> [What the exercise asks] Leave out the pictures and repeat the rest of the material exactly.

★ ★ ★ ★

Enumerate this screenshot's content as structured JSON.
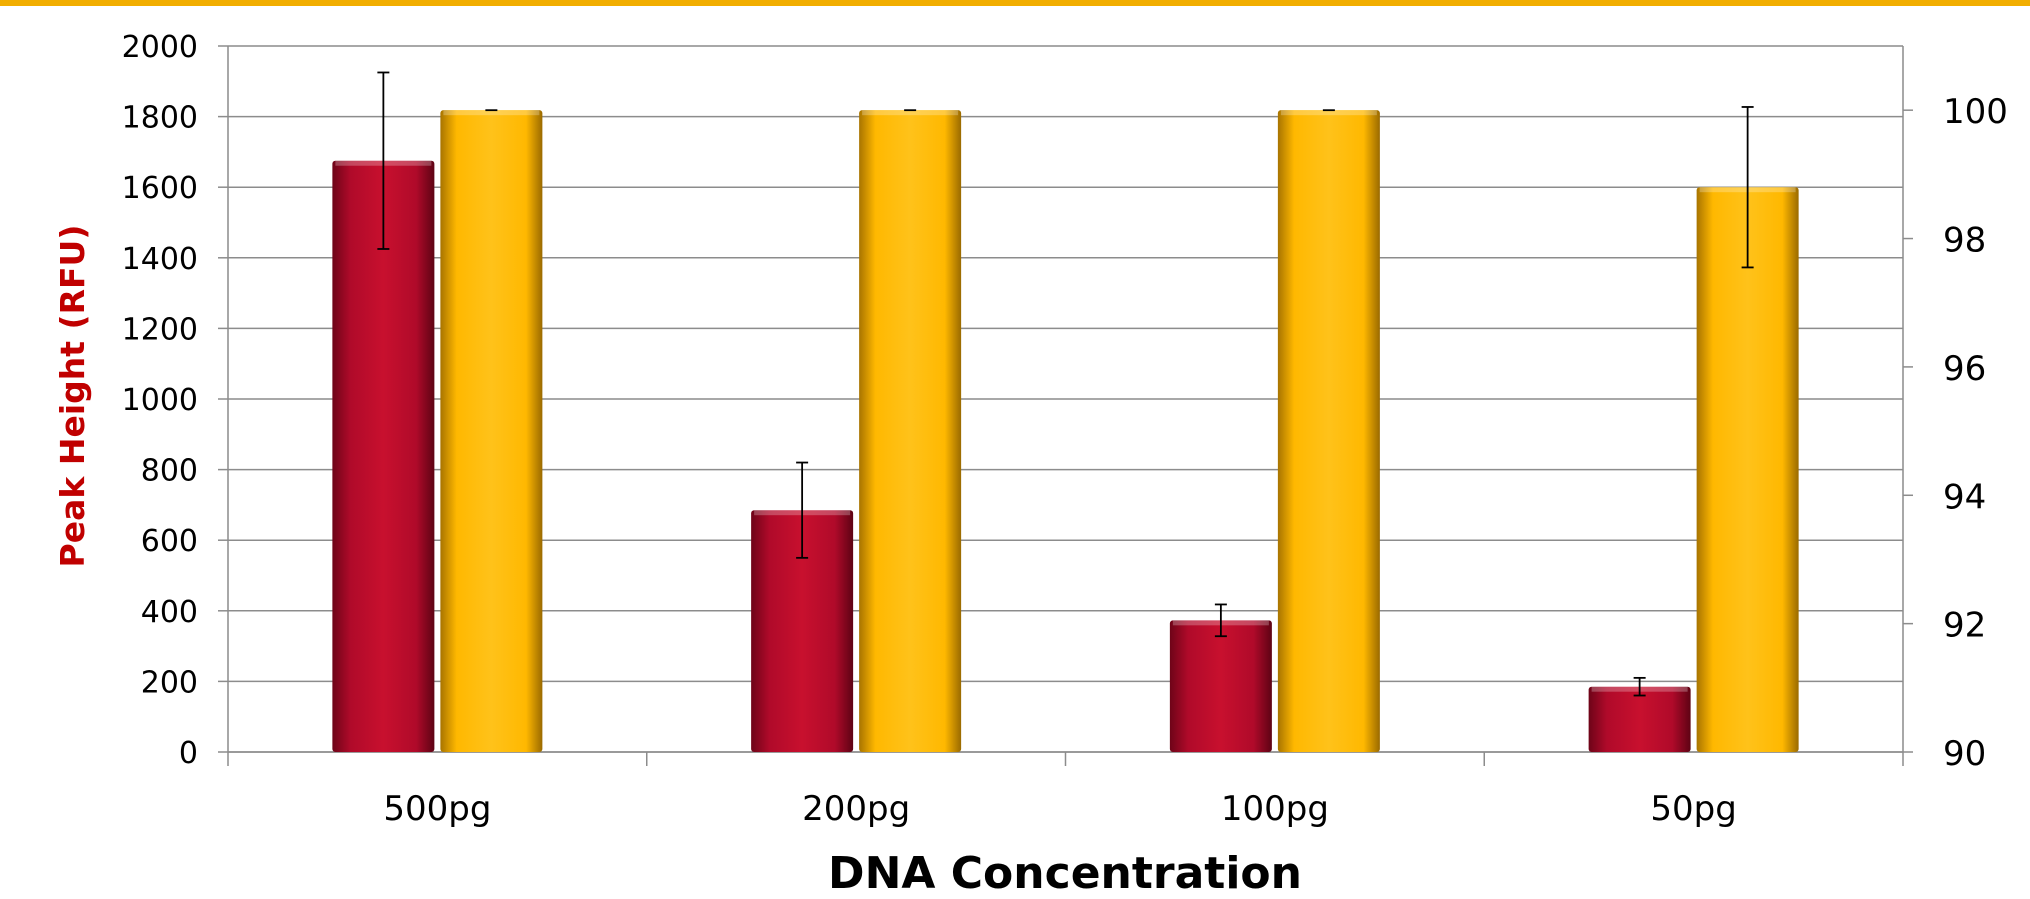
{
  "colors": {
    "top_border": "#F2AE00",
    "series_peak": "#B00A2A",
    "series_right": "#FFB800",
    "grid": "#8C8C8C",
    "ylabel_left": "#C00000"
  },
  "chart_data": {
    "type": "bar",
    "categories": [
      "500pg",
      "200pg",
      "100pg",
      "50pg"
    ],
    "xlabel": "DNA Concentration",
    "ylabel": "Peak Height (RFU)",
    "ylabel_right": "",
    "ylim": [
      0,
      2000
    ],
    "ylim_right": [
      90,
      101
    ],
    "yticks": [
      0,
      200,
      400,
      600,
      800,
      1000,
      1200,
      1400,
      1600,
      1800,
      2000
    ],
    "yticks_right": [
      90,
      92,
      94,
      96,
      98,
      100
    ],
    "grid": true,
    "legend": "none",
    "series": [
      {
        "axis": "left",
        "color": "#B00A2A",
        "values": [
          1675,
          685,
          373,
          185
        ],
        "error": [
          250,
          135,
          45,
          25
        ]
      },
      {
        "axis": "right",
        "color": "#FFB800",
        "values": [
          100,
          100,
          100,
          98.8
        ],
        "error": [
          0,
          0,
          0,
          1.25
        ]
      }
    ]
  }
}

★ ★ ★ ★

> [Task result]
Enumerate this screenshot's content as structured JSON.
{
  "colors": {
    "top_border": "#F2AE00",
    "series_peak": "#B00A2A",
    "series_right": "#FFB800",
    "grid": "#8C8C8C",
    "ylabel_left": "#C00000"
  },
  "chart_data": {
    "type": "bar",
    "categories": [
      "500pg",
      "200pg",
      "100pg",
      "50pg"
    ],
    "xlabel": "DNA Concentration",
    "ylabel": "Peak Height (RFU)",
    "ylabel_right": "",
    "ylim": [
      0,
      2000
    ],
    "ylim_right": [
      90,
      101
    ],
    "yticks": [
      0,
      200,
      400,
      600,
      800,
      1000,
      1200,
      1400,
      1600,
      1800,
      2000
    ],
    "yticks_right": [
      90,
      92,
      94,
      96,
      98,
      100
    ],
    "grid": true,
    "legend": "none",
    "series": [
      {
        "axis": "left",
        "color": "#B00A2A",
        "values": [
          1675,
          685,
          373,
          185
        ],
        "error": [
          250,
          135,
          45,
          25
        ]
      },
      {
        "axis": "right",
        "color": "#FFB800",
        "values": [
          100,
          100,
          100,
          98.8
        ],
        "error": [
          0,
          0,
          0,
          1.25
        ]
      }
    ]
  }
}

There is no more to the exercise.